> **Written problem**
Copy out word for word the rows below, from the very first one through the line containing "discord-icon[interactable] — [842, 696, 858, 712]", including that line.

## Start Exercise materials

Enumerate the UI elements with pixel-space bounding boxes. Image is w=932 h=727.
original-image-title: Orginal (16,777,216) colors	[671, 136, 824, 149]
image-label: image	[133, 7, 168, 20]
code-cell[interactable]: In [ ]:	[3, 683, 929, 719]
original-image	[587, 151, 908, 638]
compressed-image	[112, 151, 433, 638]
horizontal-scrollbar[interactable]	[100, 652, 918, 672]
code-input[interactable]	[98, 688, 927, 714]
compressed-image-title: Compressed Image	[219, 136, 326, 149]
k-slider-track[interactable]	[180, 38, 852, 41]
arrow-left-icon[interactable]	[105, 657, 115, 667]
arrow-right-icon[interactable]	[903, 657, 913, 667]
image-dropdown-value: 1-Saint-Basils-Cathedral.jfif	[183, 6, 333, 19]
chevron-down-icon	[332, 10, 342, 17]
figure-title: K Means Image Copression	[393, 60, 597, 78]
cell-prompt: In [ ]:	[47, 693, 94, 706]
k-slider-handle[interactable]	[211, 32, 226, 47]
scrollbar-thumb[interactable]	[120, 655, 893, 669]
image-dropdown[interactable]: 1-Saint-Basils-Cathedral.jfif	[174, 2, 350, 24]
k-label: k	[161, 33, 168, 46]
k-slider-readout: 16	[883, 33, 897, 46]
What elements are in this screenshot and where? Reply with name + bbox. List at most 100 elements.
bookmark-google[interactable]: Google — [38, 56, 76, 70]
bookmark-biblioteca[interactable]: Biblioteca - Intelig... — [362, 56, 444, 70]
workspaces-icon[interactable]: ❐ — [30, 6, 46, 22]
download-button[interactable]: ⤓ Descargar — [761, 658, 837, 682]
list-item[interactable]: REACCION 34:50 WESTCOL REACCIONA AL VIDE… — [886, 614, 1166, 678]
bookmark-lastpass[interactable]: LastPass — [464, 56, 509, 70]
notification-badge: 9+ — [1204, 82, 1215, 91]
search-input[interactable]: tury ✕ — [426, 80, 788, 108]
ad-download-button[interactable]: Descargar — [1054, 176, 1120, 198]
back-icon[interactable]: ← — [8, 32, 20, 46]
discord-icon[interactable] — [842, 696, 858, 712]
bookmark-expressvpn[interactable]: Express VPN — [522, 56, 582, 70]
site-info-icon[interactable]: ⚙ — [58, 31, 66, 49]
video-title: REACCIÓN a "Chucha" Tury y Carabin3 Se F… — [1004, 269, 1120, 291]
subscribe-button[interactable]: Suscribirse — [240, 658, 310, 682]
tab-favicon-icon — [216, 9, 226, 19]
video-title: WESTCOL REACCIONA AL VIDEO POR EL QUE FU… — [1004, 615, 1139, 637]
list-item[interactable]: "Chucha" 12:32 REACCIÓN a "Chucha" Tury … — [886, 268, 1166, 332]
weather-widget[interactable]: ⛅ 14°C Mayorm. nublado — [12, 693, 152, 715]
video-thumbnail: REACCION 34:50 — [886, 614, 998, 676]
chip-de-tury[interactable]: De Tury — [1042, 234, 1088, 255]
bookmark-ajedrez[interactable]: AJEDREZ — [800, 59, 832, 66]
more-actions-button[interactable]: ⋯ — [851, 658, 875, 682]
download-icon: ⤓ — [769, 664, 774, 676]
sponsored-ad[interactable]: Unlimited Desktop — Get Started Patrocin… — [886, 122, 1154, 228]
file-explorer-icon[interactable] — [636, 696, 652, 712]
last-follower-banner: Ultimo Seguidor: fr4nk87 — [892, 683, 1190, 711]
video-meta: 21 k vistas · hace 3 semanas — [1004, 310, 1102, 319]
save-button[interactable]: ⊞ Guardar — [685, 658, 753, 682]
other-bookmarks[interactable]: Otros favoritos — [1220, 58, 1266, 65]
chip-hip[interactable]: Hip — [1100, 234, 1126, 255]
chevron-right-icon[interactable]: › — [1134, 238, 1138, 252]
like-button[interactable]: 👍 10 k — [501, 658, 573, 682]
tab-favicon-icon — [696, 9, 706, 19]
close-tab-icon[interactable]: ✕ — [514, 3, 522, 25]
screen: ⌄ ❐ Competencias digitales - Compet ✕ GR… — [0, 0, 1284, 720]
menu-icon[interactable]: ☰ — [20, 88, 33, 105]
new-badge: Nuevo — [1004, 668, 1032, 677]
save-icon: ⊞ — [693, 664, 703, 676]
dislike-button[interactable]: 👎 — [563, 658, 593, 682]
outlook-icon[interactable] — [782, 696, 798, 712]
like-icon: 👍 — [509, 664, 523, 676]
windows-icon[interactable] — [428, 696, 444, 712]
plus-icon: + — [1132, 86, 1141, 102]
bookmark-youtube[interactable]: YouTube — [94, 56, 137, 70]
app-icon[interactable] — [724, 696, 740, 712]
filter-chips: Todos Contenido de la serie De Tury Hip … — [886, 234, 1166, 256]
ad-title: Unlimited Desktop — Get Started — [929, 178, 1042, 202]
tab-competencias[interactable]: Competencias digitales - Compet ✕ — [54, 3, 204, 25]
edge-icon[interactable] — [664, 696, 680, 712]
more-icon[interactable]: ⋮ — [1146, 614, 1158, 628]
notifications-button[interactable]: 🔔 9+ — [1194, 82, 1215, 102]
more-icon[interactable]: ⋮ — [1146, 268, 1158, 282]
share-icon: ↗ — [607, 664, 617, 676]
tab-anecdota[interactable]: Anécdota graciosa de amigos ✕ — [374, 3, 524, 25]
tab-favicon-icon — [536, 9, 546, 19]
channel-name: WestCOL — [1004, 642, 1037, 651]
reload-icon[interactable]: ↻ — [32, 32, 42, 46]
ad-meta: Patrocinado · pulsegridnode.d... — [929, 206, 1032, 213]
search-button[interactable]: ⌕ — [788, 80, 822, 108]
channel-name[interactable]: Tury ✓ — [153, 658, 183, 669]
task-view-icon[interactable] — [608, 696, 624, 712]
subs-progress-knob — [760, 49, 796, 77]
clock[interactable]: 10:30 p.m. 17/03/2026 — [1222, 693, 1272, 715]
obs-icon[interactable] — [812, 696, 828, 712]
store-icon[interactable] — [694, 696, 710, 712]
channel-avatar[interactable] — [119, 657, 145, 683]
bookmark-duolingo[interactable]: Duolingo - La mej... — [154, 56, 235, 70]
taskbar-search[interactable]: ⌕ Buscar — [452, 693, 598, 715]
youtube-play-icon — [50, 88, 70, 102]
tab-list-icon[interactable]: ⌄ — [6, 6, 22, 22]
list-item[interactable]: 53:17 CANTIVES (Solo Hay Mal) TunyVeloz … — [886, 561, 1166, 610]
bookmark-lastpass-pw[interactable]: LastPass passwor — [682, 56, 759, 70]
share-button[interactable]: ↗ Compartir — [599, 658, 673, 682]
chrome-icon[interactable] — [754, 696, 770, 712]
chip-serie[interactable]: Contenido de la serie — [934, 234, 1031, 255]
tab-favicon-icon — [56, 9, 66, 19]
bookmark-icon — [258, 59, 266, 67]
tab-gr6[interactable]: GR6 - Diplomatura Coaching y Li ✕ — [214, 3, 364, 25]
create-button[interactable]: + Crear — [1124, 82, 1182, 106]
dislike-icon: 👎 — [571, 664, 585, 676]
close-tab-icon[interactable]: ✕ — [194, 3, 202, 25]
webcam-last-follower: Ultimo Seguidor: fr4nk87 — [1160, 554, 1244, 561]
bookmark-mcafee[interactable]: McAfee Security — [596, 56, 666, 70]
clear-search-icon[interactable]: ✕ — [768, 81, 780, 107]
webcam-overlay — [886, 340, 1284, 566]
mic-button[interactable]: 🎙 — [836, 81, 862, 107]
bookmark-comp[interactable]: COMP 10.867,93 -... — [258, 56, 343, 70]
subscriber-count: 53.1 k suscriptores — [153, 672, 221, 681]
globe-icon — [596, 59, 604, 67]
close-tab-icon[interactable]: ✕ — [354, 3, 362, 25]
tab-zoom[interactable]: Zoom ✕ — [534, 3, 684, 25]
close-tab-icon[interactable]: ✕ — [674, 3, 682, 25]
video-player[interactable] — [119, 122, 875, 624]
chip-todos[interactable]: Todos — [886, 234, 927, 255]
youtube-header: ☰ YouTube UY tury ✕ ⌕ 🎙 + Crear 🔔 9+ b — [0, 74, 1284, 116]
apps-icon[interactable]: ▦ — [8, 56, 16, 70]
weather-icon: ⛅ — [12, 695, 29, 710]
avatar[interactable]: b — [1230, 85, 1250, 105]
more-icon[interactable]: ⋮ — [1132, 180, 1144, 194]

## End Exercise materials

> **Response to the task**
Enumerate the UI elements with pixel-space bounding boxes. Image is w=932 h=727.
original-image-title: Orginal (16,777,216) colors	[671, 136, 824, 149]
image-label: image	[133, 7, 168, 20]
code-cell[interactable]: In [ ]:	[3, 683, 929, 719]
original-image	[587, 151, 908, 638]
compressed-image	[112, 151, 433, 638]
horizontal-scrollbar[interactable]	[100, 652, 918, 672]
code-input[interactable]	[98, 688, 927, 714]
compressed-image-title: Compressed Image	[219, 136, 326, 149]
k-slider-track[interactable]	[180, 38, 852, 41]
arrow-left-icon[interactable]	[105, 657, 115, 667]
arrow-right-icon[interactable]	[903, 657, 913, 667]
image-dropdown-value: 1-Saint-Basils-Cathedral.jfif	[183, 6, 333, 19]
chevron-down-icon	[332, 10, 342, 17]
figure-title: K Means Image Copression	[393, 60, 597, 78]
cell-prompt: In [ ]:	[47, 693, 94, 706]
k-slider-handle[interactable]	[211, 32, 226, 47]
scrollbar-thumb[interactable]	[120, 655, 893, 669]
image-dropdown[interactable]: 1-Saint-Basils-Cathedral.jfif	[174, 2, 350, 24]
k-label: k	[161, 33, 168, 46]
k-slider-readout: 16	[883, 33, 897, 46]
What elements are in this screenshot and where? Reply with name + bbox. List at most 100 elements.
bookmark-google[interactable]: Google — [38, 56, 76, 70]
bookmark-biblioteca[interactable]: Biblioteca - Intelig... — [362, 56, 444, 70]
workspaces-icon[interactable]: ❐ — [30, 6, 46, 22]
download-button[interactable]: ⤓ Descargar — [761, 658, 837, 682]
list-item[interactable]: REACCION 34:50 WESTCOL REACCIONA AL VIDE… — [886, 614, 1166, 678]
bookmark-lastpass[interactable]: LastPass — [464, 56, 509, 70]
notification-badge: 9+ — [1204, 82, 1215, 91]
search-input[interactable]: tury ✕ — [426, 80, 788, 108]
ad-download-button[interactable]: Descargar — [1054, 176, 1120, 198]
back-icon[interactable]: ← — [8, 32, 20, 46]
discord-icon[interactable] — [842, 696, 858, 712]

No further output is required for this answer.